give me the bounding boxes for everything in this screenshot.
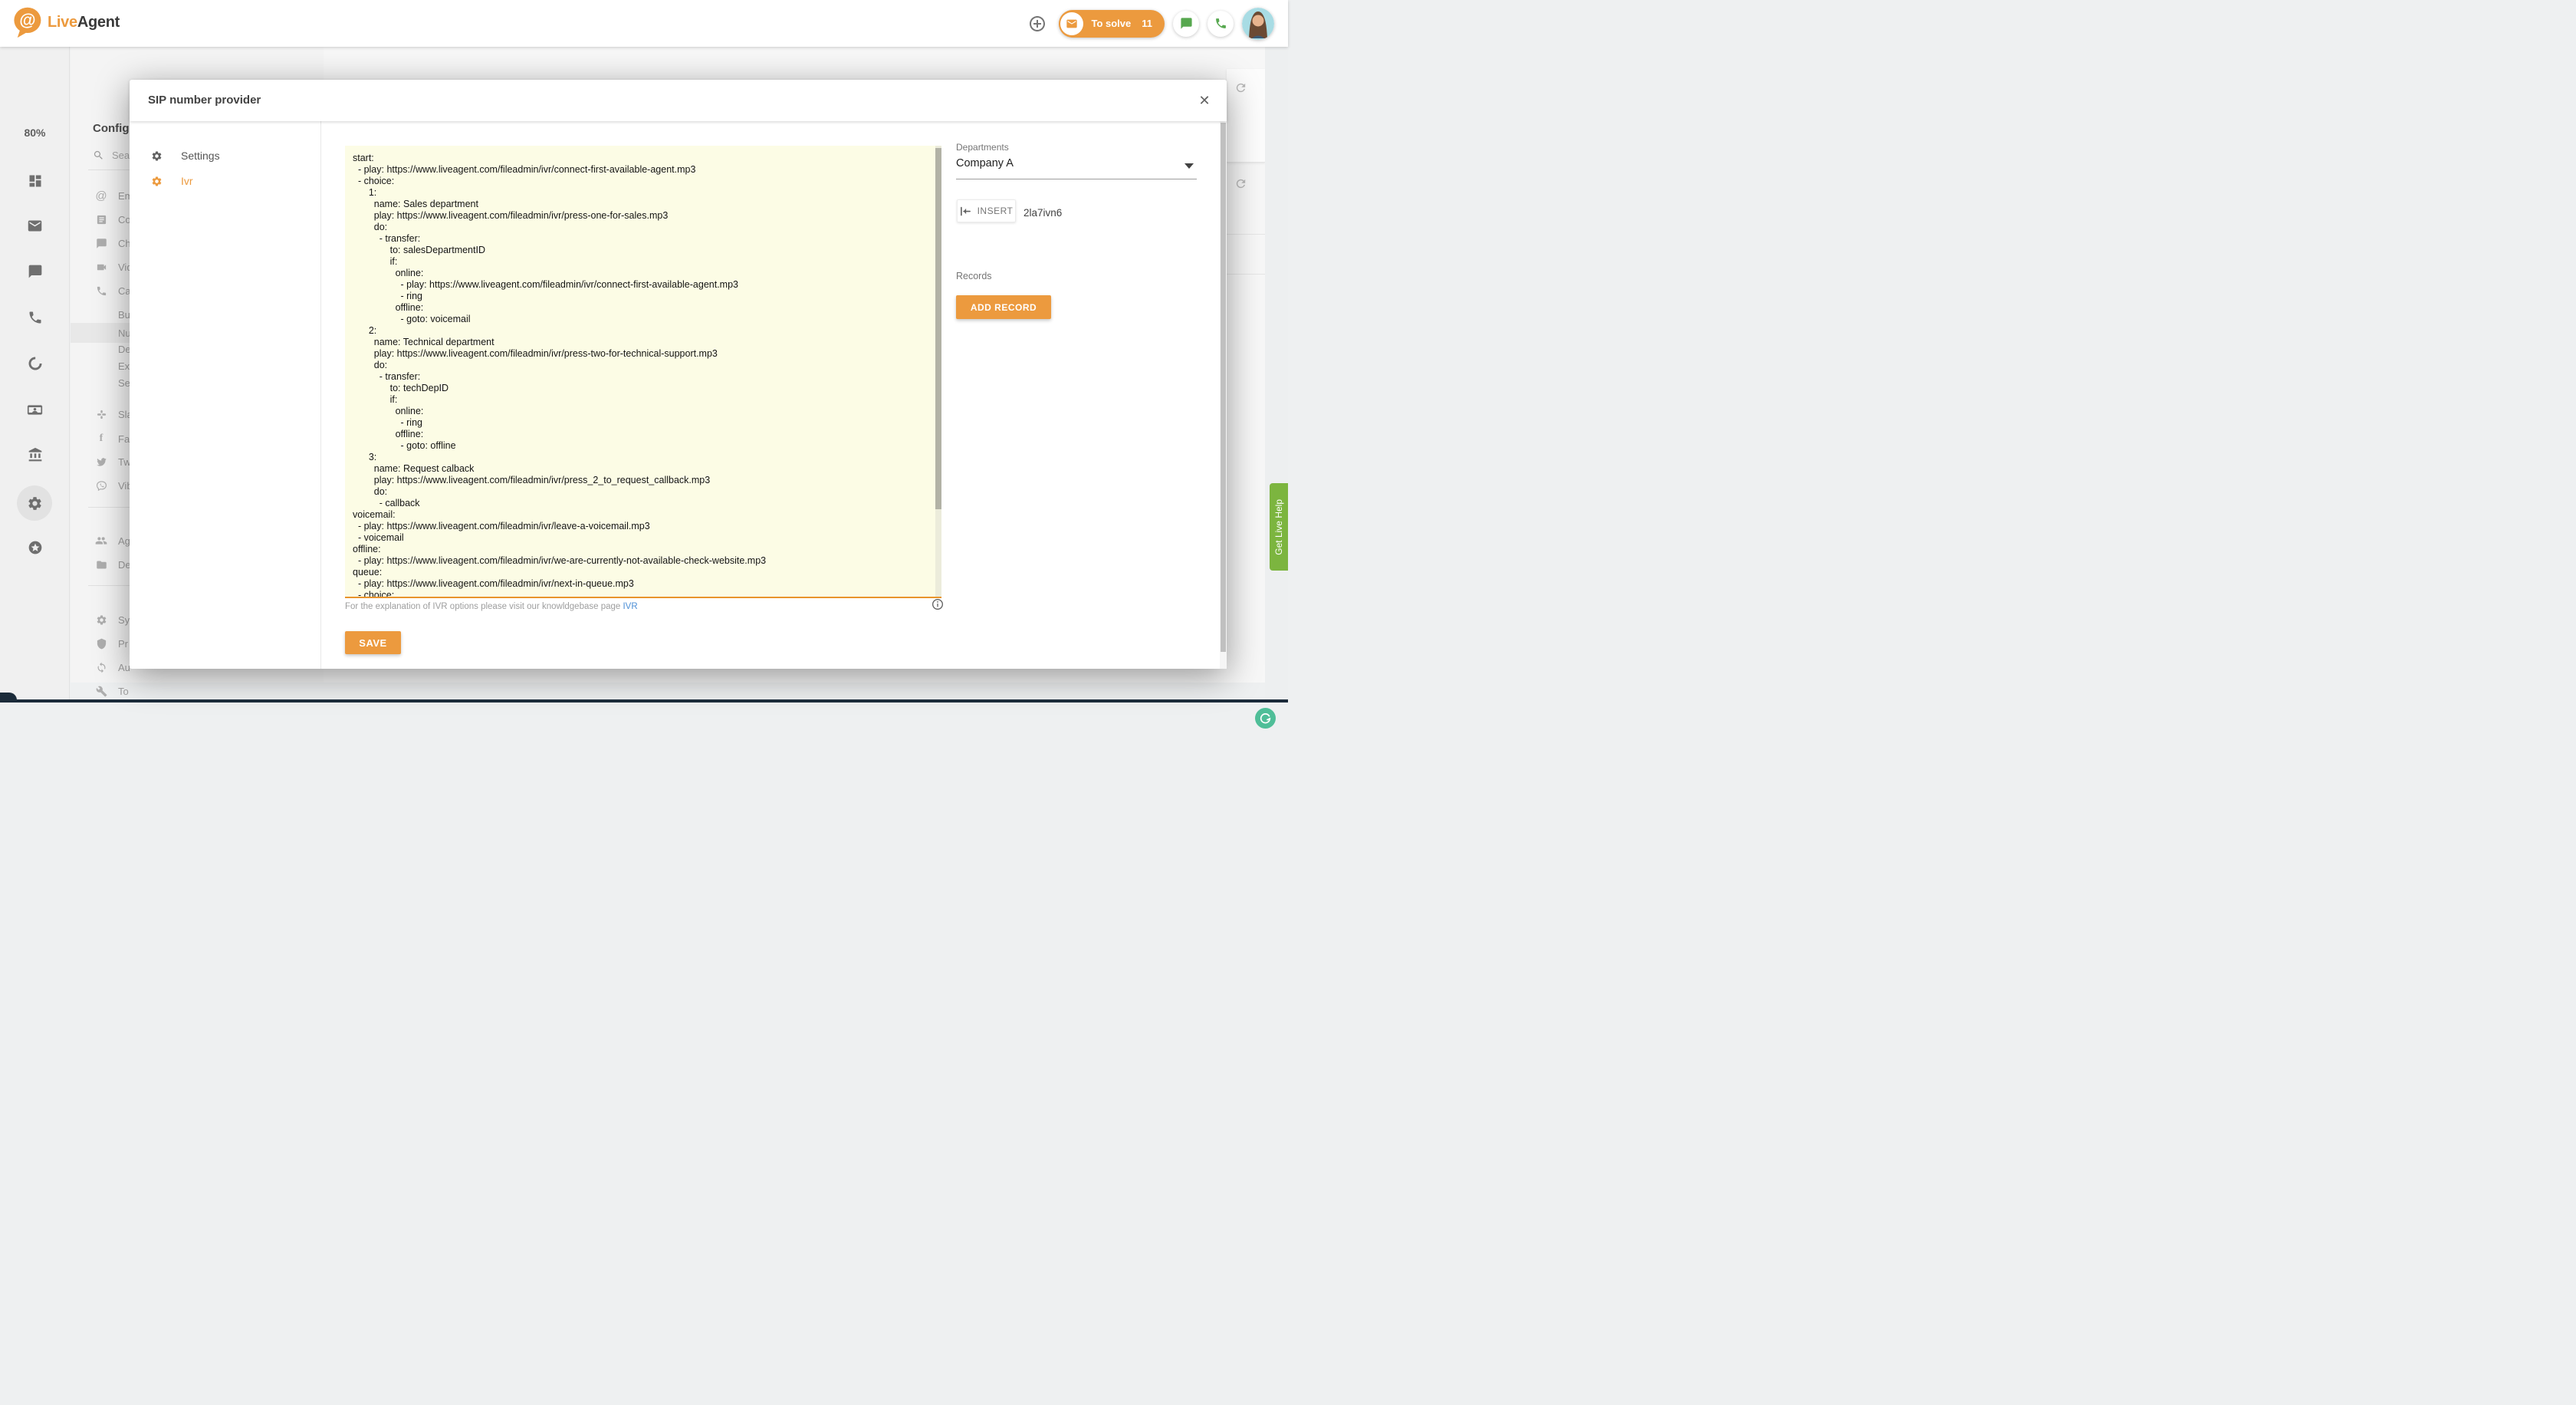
zoom-percent: 80% <box>0 127 70 139</box>
insert-tab-icon <box>960 206 971 216</box>
plus-circle-icon <box>1028 15 1046 33</box>
bottom-bar <box>0 699 1288 702</box>
get-live-help-label: Get Live Help <box>1273 499 1284 555</box>
modal-header: SIP number provider ✕ <box>130 80 1227 121</box>
folder-icon <box>94 559 109 571</box>
at-icon: @ <box>94 189 109 202</box>
left-icon-rail: 80% <box>0 47 70 702</box>
search-icon <box>93 150 104 161</box>
viber-icon <box>94 480 109 492</box>
tab-ivr-label: Ivr <box>181 175 193 187</box>
tab-settings[interactable]: Settings <box>130 144 321 167</box>
logo-text: LiveAgent <box>48 14 120 31</box>
to-solve-mail-icon <box>1060 12 1083 35</box>
sip-number-provider-modal: SIP number provider ✕ Settings Ivr start… <box>130 80 1227 669</box>
video-icon <box>94 262 109 273</box>
to-solve-count: 11 <box>1142 18 1152 29</box>
page-background <box>1265 47 1288 702</box>
ivr-yaml-textarea[interactable]: start: - play: https://www.liveagent.com… <box>345 146 941 597</box>
logo-bubble-icon: @ <box>11 5 43 39</box>
textarea-scrollbar <box>935 146 941 597</box>
top-header: @ LiveAgent To solve 11 <box>0 0 1288 47</box>
add-button[interactable] <box>1024 11 1050 37</box>
records-label: Records <box>956 271 992 281</box>
divider <box>1227 234 1265 235</box>
close-icon[interactable]: ✕ <box>1194 90 1214 110</box>
universal-inbox-icon[interactable] <box>0 350 70 377</box>
ivr-helper-text: For the explanation of IVR options pleas… <box>345 602 638 611</box>
insert-label: INSERT <box>978 206 1014 216</box>
bank-icon[interactable] <box>0 442 70 468</box>
get-live-help-tab[interactable]: Get Live Help <box>1270 483 1288 571</box>
ivr-yaml-content: start: - play: https://www.liveagent.com… <box>345 146 934 597</box>
departments-label: Departments <box>956 142 1009 153</box>
phone-icon[interactable] <box>0 304 70 331</box>
chevron-down-icon <box>1184 163 1194 169</box>
slack-icon <box>94 409 109 420</box>
chat-icon <box>94 238 109 249</box>
gear-icon <box>151 150 163 162</box>
document-icon <box>94 214 109 225</box>
svg-text:@: @ <box>19 10 35 29</box>
wrench-icon <box>94 686 109 697</box>
save-button[interactable]: SAVE <box>345 631 401 654</box>
agents-icon <box>94 535 109 547</box>
gear-icon <box>151 176 163 187</box>
phone-icon <box>94 285 109 297</box>
mail-icon[interactable] <box>0 212 70 239</box>
chat-icon[interactable] <box>0 258 70 285</box>
refresh-icon[interactable] <box>1234 177 1247 190</box>
to-solve-button[interactable]: To solve 11 <box>1059 10 1165 38</box>
liveagent-logo[interactable]: @ LiveAgent <box>11 5 120 39</box>
config-search-input[interactable]: Sear <box>93 150 133 161</box>
chats-button[interactable] <box>1173 11 1199 37</box>
refresh-icon[interactable] <box>1234 81 1247 94</box>
info-icon[interactable] <box>932 598 944 610</box>
gear-icon <box>94 614 109 626</box>
tab-ivr[interactable]: Ivr <box>130 169 321 192</box>
dashboard-icon[interactable] <box>0 168 70 194</box>
modal-scrollbar <box>1220 121 1227 669</box>
add-record-button[interactable]: ADD RECORD <box>956 295 1051 319</box>
ivr-knowledgebase-link[interactable]: IVR <box>623 602 637 611</box>
textarea-focus-underline <box>345 597 941 598</box>
modal-scrollbar-thumb[interactable] <box>1221 123 1226 652</box>
contacts-card-icon[interactable] <box>0 396 70 423</box>
shield-icon <box>94 638 109 650</box>
modal-title: SIP number provider <box>148 94 261 107</box>
settings-gear-icon[interactable] <box>0 490 70 516</box>
textarea-scrollbar-thumb[interactable] <box>935 148 941 509</box>
sync-icon <box>94 662 109 673</box>
insert-button[interactable]: INSERT <box>957 199 1016 222</box>
calls-button[interactable] <box>1208 11 1234 37</box>
phone-icon <box>1214 17 1227 30</box>
facebook-icon: f <box>94 433 109 445</box>
chat-icon <box>1180 17 1193 30</box>
modal-nav: Settings Ivr <box>130 121 321 669</box>
departments-select[interactable]: Company A <box>956 156 1197 178</box>
twitter-icon <box>94 456 109 468</box>
user-avatar[interactable] <box>1242 8 1274 40</box>
tab-settings-label: Settings <box>181 150 220 162</box>
grammarly-icon[interactable] <box>1255 708 1276 729</box>
star-badge-icon[interactable] <box>0 535 70 561</box>
divider <box>1227 274 1265 275</box>
config-item-tools[interactable]: To <box>71 681 324 701</box>
sip-code-value: 2la7ivn6 <box>1024 207 1062 219</box>
to-solve-label: To solve <box>1091 18 1131 29</box>
departments-value: Company A <box>956 157 1014 169</box>
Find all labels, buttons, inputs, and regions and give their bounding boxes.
.....
**ANFORDERUNGEN:** Ändere in allen Einträgen „Company A“ zu „Company B“ und gib sie sonst unverändert wieder. Lass die Bilder in der Antwort weg.

**LÖSUNG DER AUFGABE:**
give me the bounding boxes for everything in this screenshot.
zoom-percent: 80% <box>0 127 70 139</box>
insert-tab-icon <box>960 206 971 216</box>
plus-circle-icon <box>1028 15 1046 33</box>
bottom-bar <box>0 699 1288 702</box>
get-live-help-label: Get Live Help <box>1273 499 1284 555</box>
modal-header: SIP number provider ✕ <box>130 80 1227 121</box>
folder-icon <box>94 559 109 571</box>
at-icon: @ <box>94 189 109 202</box>
left-icon-rail: 80% <box>0 47 70 702</box>
search-icon <box>93 150 104 161</box>
viber-icon <box>94 480 109 492</box>
tab-ivr-label: Ivr <box>181 175 193 187</box>
tab-settings[interactable]: Settings <box>130 144 321 167</box>
logo-text: LiveAgent <box>48 14 120 31</box>
to-solve-mail-icon <box>1060 12 1083 35</box>
sip-number-provider-modal: SIP number provider ✕ Settings Ivr start… <box>130 80 1227 669</box>
video-icon <box>94 262 109 273</box>
to-solve-count: 11 <box>1142 18 1152 29</box>
page-background <box>1265 47 1288 702</box>
ivr-yaml-textarea[interactable]: start: - play: https://www.liveagent.com… <box>345 146 941 597</box>
logo-bubble-icon: @ <box>11 5 43 39</box>
textarea-scrollbar <box>935 146 941 597</box>
top-header: @ LiveAgent To solve 11 <box>0 0 1288 47</box>
add-button[interactable] <box>1024 11 1050 37</box>
records-label: Records <box>956 271 992 281</box>
divider <box>1227 234 1265 235</box>
close-icon[interactable]: ✕ <box>1194 90 1214 110</box>
universal-inbox-icon[interactable] <box>0 350 70 377</box>
ivr-helper-text: For the explanation of IVR options pleas… <box>345 602 638 611</box>
insert-label: INSERT <box>978 206 1014 216</box>
bank-icon[interactable] <box>0 442 70 468</box>
get-live-help-tab[interactable]: Get Live Help <box>1270 483 1288 571</box>
ivr-yaml-content: start: - play: https://www.liveagent.com… <box>345 146 934 597</box>
departments-label: Departments <box>956 142 1009 153</box>
phone-icon[interactable] <box>0 304 70 331</box>
chevron-down-icon <box>1184 163 1194 169</box>
slack-icon <box>94 409 109 420</box>
chat-icon <box>94 238 109 249</box>
gear-icon <box>151 150 163 162</box>
document-icon <box>94 214 109 225</box>
svg-text:@: @ <box>19 10 35 29</box>
wrench-icon <box>94 686 109 697</box>
save-button[interactable]: SAVE <box>345 631 401 654</box>
agents-icon <box>94 535 109 547</box>
gear-icon <box>151 176 163 187</box>
phone-icon <box>94 285 109 297</box>
mail-icon[interactable] <box>0 212 70 239</box>
chat-icon[interactable] <box>0 258 70 285</box>
refresh-icon[interactable] <box>1234 177 1247 190</box>
to-solve-button[interactable]: To solve 11 <box>1059 10 1165 38</box>
liveagent-logo[interactable]: @ LiveAgent <box>11 5 120 39</box>
config-search-input[interactable]: Sear <box>93 150 133 161</box>
chats-button[interactable] <box>1173 11 1199 37</box>
refresh-icon[interactable] <box>1234 81 1247 94</box>
info-icon[interactable] <box>932 598 944 610</box>
gear-icon <box>94 614 109 626</box>
tab-ivr[interactable]: Ivr <box>130 169 321 192</box>
dashboard-icon[interactable] <box>0 168 70 194</box>
modal-scrollbar <box>1220 121 1227 669</box>
add-record-button[interactable]: ADD RECORD <box>956 295 1051 319</box>
ivr-knowledgebase-link[interactable]: IVR <box>623 602 637 611</box>
textarea-focus-underline <box>345 597 941 598</box>
modal-scrollbar-thumb[interactable] <box>1221 123 1226 652</box>
contacts-card-icon[interactable] <box>0 396 70 423</box>
shield-icon <box>94 638 109 650</box>
modal-title: SIP number provider <box>148 94 261 107</box>
settings-gear-icon[interactable] <box>0 490 70 516</box>
textarea-scrollbar-thumb[interactable] <box>935 148 941 509</box>
sync-icon <box>94 662 109 673</box>
insert-button[interactable]: INSERT <box>957 199 1016 222</box>
calls-button[interactable] <box>1208 11 1234 37</box>
phone-icon <box>1214 17 1227 30</box>
facebook-icon: f <box>94 433 109 445</box>
chat-icon <box>1180 17 1193 30</box>
modal-nav: Settings Ivr <box>130 121 321 669</box>
departments-select[interactable]: Company B <box>956 156 1197 178</box>
twitter-icon <box>94 456 109 468</box>
user-avatar[interactable] <box>1242 8 1274 40</box>
tab-settings-label: Settings <box>181 150 220 162</box>
grammarly-icon[interactable] <box>1255 708 1276 729</box>
star-badge-icon[interactable] <box>0 535 70 561</box>
divider <box>1227 274 1265 275</box>
config-item-tools[interactable]: To <box>71 681 324 701</box>
sip-code-value: 2la7ivn6 <box>1024 207 1062 219</box>
to-solve-label: To solve <box>1091 18 1131 29</box>
departments-value: Company B <box>956 157 1014 169</box>
Find all labels, buttons, inputs, and regions and give their bounding boxes.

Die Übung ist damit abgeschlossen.